### [THE REQUEST]
Copy the data exactly; pictures stay out of the copy.
---------- GIVEN RECORDS ----------
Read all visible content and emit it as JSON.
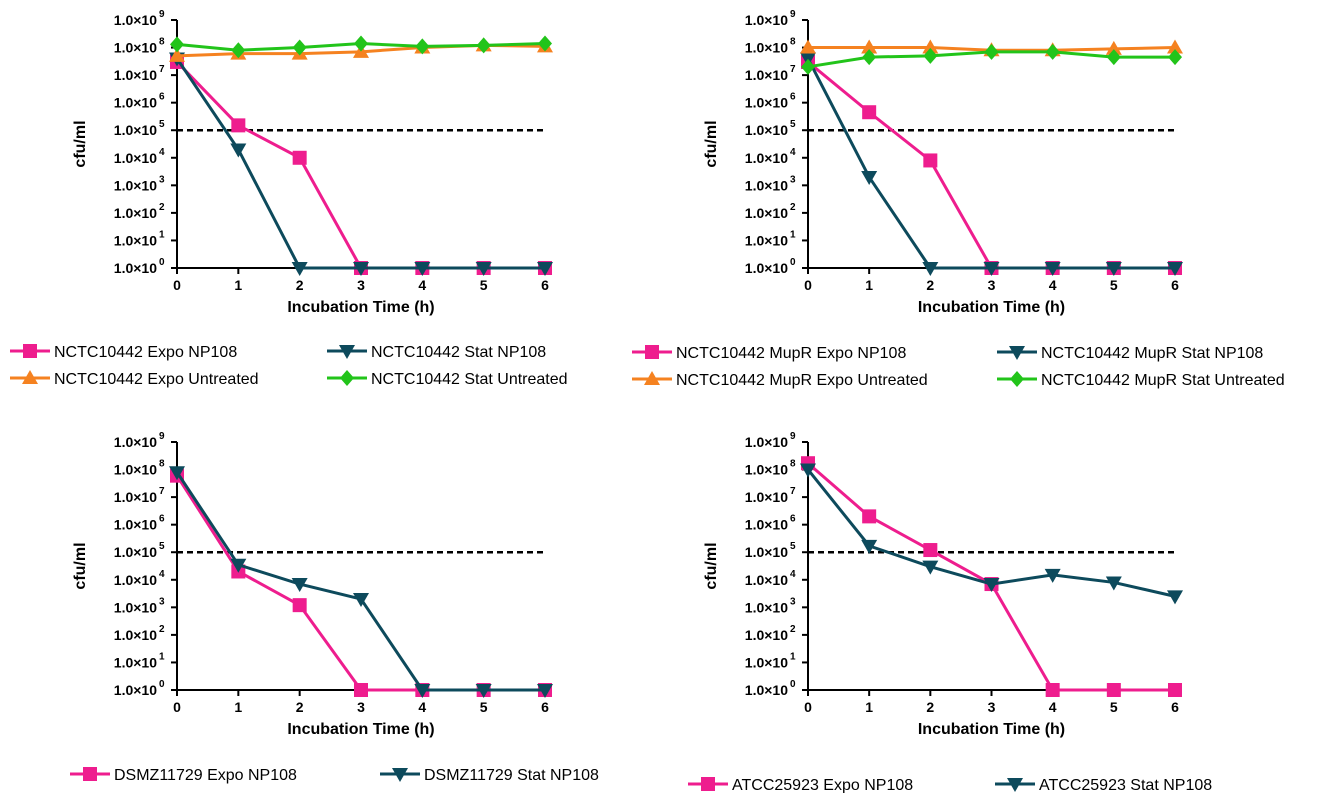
{
  "chart_data": [
    {
      "type": "line",
      "xlabel": "Incubation Time (h)",
      "ylabel": "cfu/ml",
      "y_scale": "log",
      "xlim": [
        0,
        6
      ],
      "ylim": [
        1,
        1000000000
      ],
      "x": [
        0,
        1,
        2,
        3,
        4,
        5,
        6
      ],
      "x_tick_labels": [
        "0",
        "1",
        "2",
        "3",
        "4",
        "5",
        "6"
      ],
      "y_tick_mantissa": [
        "1.0×10",
        "1.0×10",
        "1.0×10",
        "1.0×10",
        "1.0×10",
        "1.0×10",
        "1.0×10",
        "1.0×10",
        "1.0×10",
        "1.0×10"
      ],
      "y_tick_exponents": [
        "0",
        "1",
        "2",
        "3",
        "4",
        "5",
        "6",
        "7",
        "8",
        "9"
      ],
      "threshold": 100000,
      "legend_position": "bottom",
      "series": [
        {
          "name": "NCTC10442 Expo NP108",
          "color": "#ee1d8e",
          "marker": "square",
          "values": [
            30000000,
            150000,
            10000,
            1,
            1,
            1,
            1
          ]
        },
        {
          "name": "NCTC10442 Stat NP108",
          "color": "#0d4a5c",
          "marker": "triangle-down",
          "values": [
            40000000,
            20000,
            1,
            1,
            1,
            1,
            1
          ]
        },
        {
          "name": "NCTC10442 Expo Untreated",
          "color": "#f58220",
          "marker": "triangle-up",
          "values": [
            50000000,
            60000000,
            60000000,
            70000000,
            100000000,
            120000000,
            110000000
          ]
        },
        {
          "name": "NCTC10442 Stat Untreated",
          "color": "#22c41a",
          "marker": "diamond",
          "values": [
            130000000,
            80000000,
            100000000,
            140000000,
            110000000,
            120000000,
            140000000
          ]
        }
      ]
    },
    {
      "type": "line",
      "xlabel": "Incubation Time (h)",
      "ylabel": "cfu/ml",
      "y_scale": "log",
      "xlim": [
        0,
        6
      ],
      "ylim": [
        1,
        1000000000
      ],
      "x": [
        0,
        1,
        2,
        3,
        4,
        5,
        6
      ],
      "x_tick_labels": [
        "0",
        "1",
        "2",
        "3",
        "4",
        "5",
        "6"
      ],
      "y_tick_mantissa": [
        "1.0×10",
        "1.0×10",
        "1.0×10",
        "1.0×10",
        "1.0×10",
        "1.0×10",
        "1.0×10",
        "1.0×10",
        "1.0×10",
        "1.0×10"
      ],
      "y_tick_exponents": [
        "0",
        "1",
        "2",
        "3",
        "4",
        "5",
        "6",
        "7",
        "8",
        "9"
      ],
      "threshold": 100000,
      "legend_position": "bottom",
      "series": [
        {
          "name": "NCTC10442 MupR Expo NP108",
          "color": "#ee1d8e",
          "marker": "square",
          "values": [
            30000000,
            450000,
            8000,
            1,
            1,
            1,
            1
          ]
        },
        {
          "name": "NCTC10442 MupR Stat NP108",
          "color": "#0d4a5c",
          "marker": "triangle-down",
          "values": [
            40000000,
            2000,
            1,
            1,
            1,
            1,
            1
          ]
        },
        {
          "name": "NCTC10442 MupR Expo Untreated",
          "color": "#f58220",
          "marker": "triangle-up",
          "values": [
            100000000,
            100000000,
            100000000,
            80000000,
            80000000,
            90000000,
            100000000
          ]
        },
        {
          "name": "NCTC10442 MupR Stat Untreated",
          "color": "#22c41a",
          "marker": "diamond",
          "values": [
            20000000,
            45000000,
            50000000,
            70000000,
            70000000,
            45000000,
            45000000
          ]
        }
      ]
    },
    {
      "type": "line",
      "xlabel": "Incubation Time (h)",
      "ylabel": "cfu/ml",
      "y_scale": "log",
      "xlim": [
        0,
        6
      ],
      "ylim": [
        1,
        1000000000
      ],
      "x": [
        0,
        1,
        2,
        3,
        4,
        5,
        6
      ],
      "x_tick_labels": [
        "0",
        "1",
        "2",
        "3",
        "4",
        "5",
        "6"
      ],
      "y_tick_mantissa": [
        "1.0×10",
        "1.0×10",
        "1.0×10",
        "1.0×10",
        "1.0×10",
        "1.0×10",
        "1.0×10",
        "1.0×10",
        "1.0×10",
        "1.0×10"
      ],
      "y_tick_exponents": [
        "0",
        "1",
        "2",
        "3",
        "4",
        "5",
        "6",
        "7",
        "8",
        "9"
      ],
      "threshold": 100000,
      "legend_position": "bottom",
      "series": [
        {
          "name": "DSMZ11729 Expo NP108",
          "color": "#ee1d8e",
          "marker": "square",
          "values": [
            60000000,
            20000,
            1200,
            1,
            1,
            1,
            1
          ]
        },
        {
          "name": "DSMZ11729 Stat NP108",
          "color": "#0d4a5c",
          "marker": "triangle-down",
          "values": [
            80000000,
            35000,
            7000,
            2000,
            1,
            1,
            1
          ]
        }
      ]
    },
    {
      "type": "line",
      "xlabel": "Incubation Time (h)",
      "ylabel": "cfu/ml",
      "y_scale": "log",
      "xlim": [
        0,
        6
      ],
      "ylim": [
        1,
        1000000000
      ],
      "x": [
        0,
        1,
        2,
        3,
        4,
        5,
        6
      ],
      "x_tick_labels": [
        "0",
        "1",
        "2",
        "3",
        "4",
        "5",
        "6"
      ],
      "y_tick_mantissa": [
        "1.0×10",
        "1.0×10",
        "1.0×10",
        "1.0×10",
        "1.0×10",
        "1.0×10",
        "1.0×10",
        "1.0×10",
        "1.0×10",
        "1.0×10"
      ],
      "y_tick_exponents": [
        "0",
        "1",
        "2",
        "3",
        "4",
        "5",
        "6",
        "7",
        "8",
        "9"
      ],
      "threshold": 100000,
      "legend_position": "bottom",
      "series": [
        {
          "name": "ATCC25923 Expo NP108",
          "color": "#ee1d8e",
          "marker": "square",
          "values": [
            170000000,
            2000000,
            120000,
            7000,
            1,
            1,
            1
          ]
        },
        {
          "name": "ATCC25923 Stat NP108",
          "color": "#0d4a5c",
          "marker": "triangle-down",
          "values": [
            100000000,
            170000,
            30000,
            7000,
            15000,
            8000,
            2500
          ]
        }
      ]
    }
  ]
}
----------
### [WRITTEN SOLUTION]
Read all visible content and emit it as JSON.
{
  "chart_data": [
    {
      "type": "line",
      "xlabel": "Incubation Time (h)",
      "ylabel": "cfu/ml",
      "y_scale": "log",
      "xlim": [
        0,
        6
      ],
      "ylim": [
        1,
        1000000000
      ],
      "x": [
        0,
        1,
        2,
        3,
        4,
        5,
        6
      ],
      "x_tick_labels": [
        "0",
        "1",
        "2",
        "3",
        "4",
        "5",
        "6"
      ],
      "y_tick_mantissa": [
        "1.0×10",
        "1.0×10",
        "1.0×10",
        "1.0×10",
        "1.0×10",
        "1.0×10",
        "1.0×10",
        "1.0×10",
        "1.0×10",
        "1.0×10"
      ],
      "y_tick_exponents": [
        "0",
        "1",
        "2",
        "3",
        "4",
        "5",
        "6",
        "7",
        "8",
        "9"
      ],
      "threshold": 100000,
      "legend_position": "bottom",
      "series": [
        {
          "name": "NCTC10442 Expo NP108",
          "color": "#ee1d8e",
          "marker": "square",
          "values": [
            30000000,
            150000,
            10000,
            1,
            1,
            1,
            1
          ]
        },
        {
          "name": "NCTC10442 Stat NP108",
          "color": "#0d4a5c",
          "marker": "triangle-down",
          "values": [
            40000000,
            20000,
            1,
            1,
            1,
            1,
            1
          ]
        },
        {
          "name": "NCTC10442 Expo Untreated",
          "color": "#f58220",
          "marker": "triangle-up",
          "values": [
            50000000,
            60000000,
            60000000,
            70000000,
            100000000,
            120000000,
            110000000
          ]
        },
        {
          "name": "NCTC10442 Stat Untreated",
          "color": "#22c41a",
          "marker": "diamond",
          "values": [
            130000000,
            80000000,
            100000000,
            140000000,
            110000000,
            120000000,
            140000000
          ]
        }
      ]
    },
    {
      "type": "line",
      "xlabel": "Incubation Time (h)",
      "ylabel": "cfu/ml",
      "y_scale": "log",
      "xlim": [
        0,
        6
      ],
      "ylim": [
        1,
        1000000000
      ],
      "x": [
        0,
        1,
        2,
        3,
        4,
        5,
        6
      ],
      "x_tick_labels": [
        "0",
        "1",
        "2",
        "3",
        "4",
        "5",
        "6"
      ],
      "y_tick_mantissa": [
        "1.0×10",
        "1.0×10",
        "1.0×10",
        "1.0×10",
        "1.0×10",
        "1.0×10",
        "1.0×10",
        "1.0×10",
        "1.0×10",
        "1.0×10"
      ],
      "y_tick_exponents": [
        "0",
        "1",
        "2",
        "3",
        "4",
        "5",
        "6",
        "7",
        "8",
        "9"
      ],
      "threshold": 100000,
      "legend_position": "bottom",
      "series": [
        {
          "name": "NCTC10442 MupR Expo NP108",
          "color": "#ee1d8e",
          "marker": "square",
          "values": [
            30000000,
            450000,
            8000,
            1,
            1,
            1,
            1
          ]
        },
        {
          "name": "NCTC10442 MupR Stat NP108",
          "color": "#0d4a5c",
          "marker": "triangle-down",
          "values": [
            40000000,
            2000,
            1,
            1,
            1,
            1,
            1
          ]
        },
        {
          "name": "NCTC10442 MupR Expo Untreated",
          "color": "#f58220",
          "marker": "triangle-up",
          "values": [
            100000000,
            100000000,
            100000000,
            80000000,
            80000000,
            90000000,
            100000000
          ]
        },
        {
          "name": "NCTC10442 MupR Stat Untreated",
          "color": "#22c41a",
          "marker": "diamond",
          "values": [
            20000000,
            45000000,
            50000000,
            70000000,
            70000000,
            45000000,
            45000000
          ]
        }
      ]
    },
    {
      "type": "line",
      "xlabel": "Incubation Time (h)",
      "ylabel": "cfu/ml",
      "y_scale": "log",
      "xlim": [
        0,
        6
      ],
      "ylim": [
        1,
        1000000000
      ],
      "x": [
        0,
        1,
        2,
        3,
        4,
        5,
        6
      ],
      "x_tick_labels": [
        "0",
        "1",
        "2",
        "3",
        "4",
        "5",
        "6"
      ],
      "y_tick_mantissa": [
        "1.0×10",
        "1.0×10",
        "1.0×10",
        "1.0×10",
        "1.0×10",
        "1.0×10",
        "1.0×10",
        "1.0×10",
        "1.0×10",
        "1.0×10"
      ],
      "y_tick_exponents": [
        "0",
        "1",
        "2",
        "3",
        "4",
        "5",
        "6",
        "7",
        "8",
        "9"
      ],
      "threshold": 100000,
      "legend_position": "bottom",
      "series": [
        {
          "name": "DSMZ11729 Expo NP108",
          "color": "#ee1d8e",
          "marker": "square",
          "values": [
            60000000,
            20000,
            1200,
            1,
            1,
            1,
            1
          ]
        },
        {
          "name": "DSMZ11729 Stat NP108",
          "color": "#0d4a5c",
          "marker": "triangle-down",
          "values": [
            80000000,
            35000,
            7000,
            2000,
            1,
            1,
            1
          ]
        }
      ]
    },
    {
      "type": "line",
      "xlabel": "Incubation Time (h)",
      "ylabel": "cfu/ml",
      "y_scale": "log",
      "xlim": [
        0,
        6
      ],
      "ylim": [
        1,
        1000000000
      ],
      "x": [
        0,
        1,
        2,
        3,
        4,
        5,
        6
      ],
      "x_tick_labels": [
        "0",
        "1",
        "2",
        "3",
        "4",
        "5",
        "6"
      ],
      "y_tick_mantissa": [
        "1.0×10",
        "1.0×10",
        "1.0×10",
        "1.0×10",
        "1.0×10",
        "1.0×10",
        "1.0×10",
        "1.0×10",
        "1.0×10",
        "1.0×10"
      ],
      "y_tick_exponents": [
        "0",
        "1",
        "2",
        "3",
        "4",
        "5",
        "6",
        "7",
        "8",
        "9"
      ],
      "threshold": 100000,
      "legend_position": "bottom",
      "series": [
        {
          "name": "ATCC25923 Expo NP108",
          "color": "#ee1d8e",
          "marker": "square",
          "values": [
            170000000,
            2000000,
            120000,
            7000,
            1,
            1,
            1
          ]
        },
        {
          "name": "ATCC25923 Stat NP108",
          "color": "#0d4a5c",
          "marker": "triangle-down",
          "values": [
            100000000,
            170000,
            30000,
            7000,
            15000,
            8000,
            2500
          ]
        }
      ]
    }
  ]
}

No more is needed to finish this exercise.